▶ _Objective_:
Print the entries that appear below, exactly as written and without their pictures.

═════ Recorded information ═════

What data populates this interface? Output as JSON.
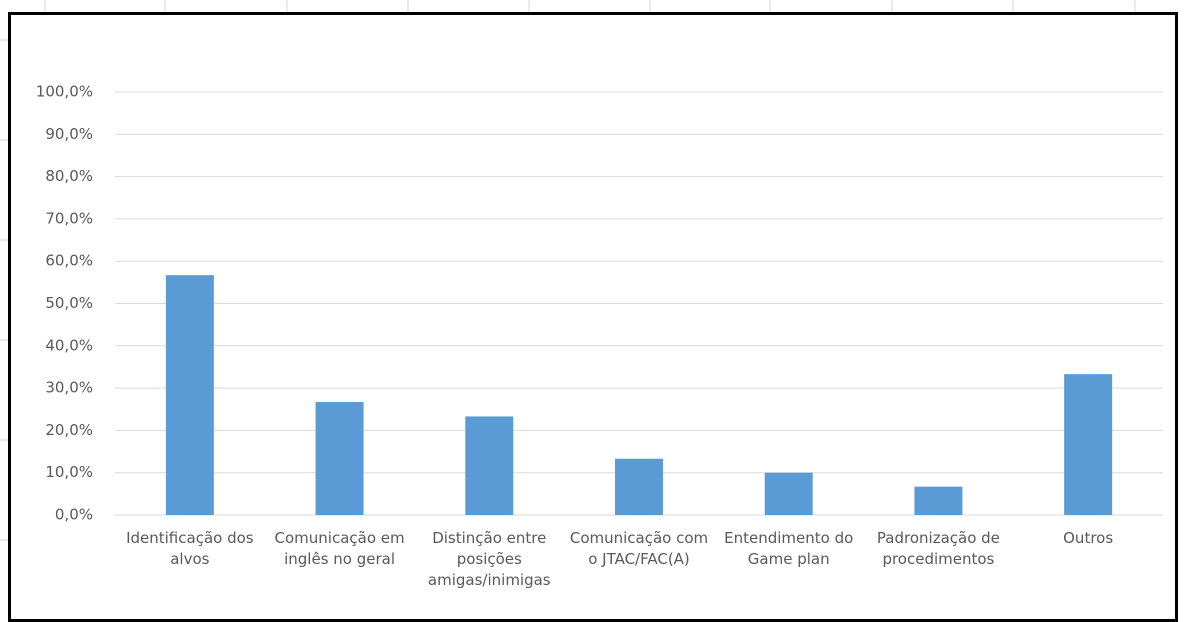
{
  "chart_data": {
    "type": "bar",
    "categories": [
      "Identificação dos alvos",
      "Comunicação em inglês no geral",
      "Distinção entre posições amigas/inimigas",
      "Comunicação com o JTAC/FAC(A)",
      "Entendimento do Game plan",
      "Padronização de procedimentos",
      "Outros"
    ],
    "values": [
      56.7,
      26.7,
      23.3,
      13.3,
      10.0,
      6.7,
      33.3
    ],
    "color": "#5b9bd5",
    "ylim": [
      0,
      100
    ],
    "yticks": [
      {
        "value": 0,
        "label": "0,0%"
      },
      {
        "value": 10,
        "label": "10,0%"
      },
      {
        "value": 20,
        "label": "20,0%"
      },
      {
        "value": 30,
        "label": "30,0%"
      },
      {
        "value": 40,
        "label": "40,0%"
      },
      {
        "value": 50,
        "label": "50,0%"
      },
      {
        "value": 60,
        "label": "60,0%"
      },
      {
        "value": 70,
        "label": "70,0%"
      },
      {
        "value": 80,
        "label": "80,0%"
      },
      {
        "value": 90,
        "label": "90,0%"
      },
      {
        "value": 100,
        "label": "100,0%"
      }
    ],
    "grid": true
  }
}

═════

▶ _Result for this task_:
What data populates this interface? Output as JSON.
{
  "chart_data": {
    "type": "bar",
    "categories": [
      "Identificação dos alvos",
      "Comunicação em inglês no geral",
      "Distinção entre posições amigas/inimigas",
      "Comunicação com o JTAC/FAC(A)",
      "Entendimento do Game plan",
      "Padronização de procedimentos",
      "Outros"
    ],
    "values": [
      56.7,
      26.7,
      23.3,
      13.3,
      10.0,
      6.7,
      33.3
    ],
    "color": "#5b9bd5",
    "ylim": [
      0,
      100
    ],
    "yticks": [
      {
        "value": 0,
        "label": "0,0%"
      },
      {
        "value": 10,
        "label": "10,0%"
      },
      {
        "value": 20,
        "label": "20,0%"
      },
      {
        "value": 30,
        "label": "30,0%"
      },
      {
        "value": 40,
        "label": "40,0%"
      },
      {
        "value": 50,
        "label": "50,0%"
      },
      {
        "value": 60,
        "label": "60,0%"
      },
      {
        "value": 70,
        "label": "70,0%"
      },
      {
        "value": 80,
        "label": "80,0%"
      },
      {
        "value": 90,
        "label": "90,0%"
      },
      {
        "value": 100,
        "label": "100,0%"
      }
    ],
    "grid": true
  }
}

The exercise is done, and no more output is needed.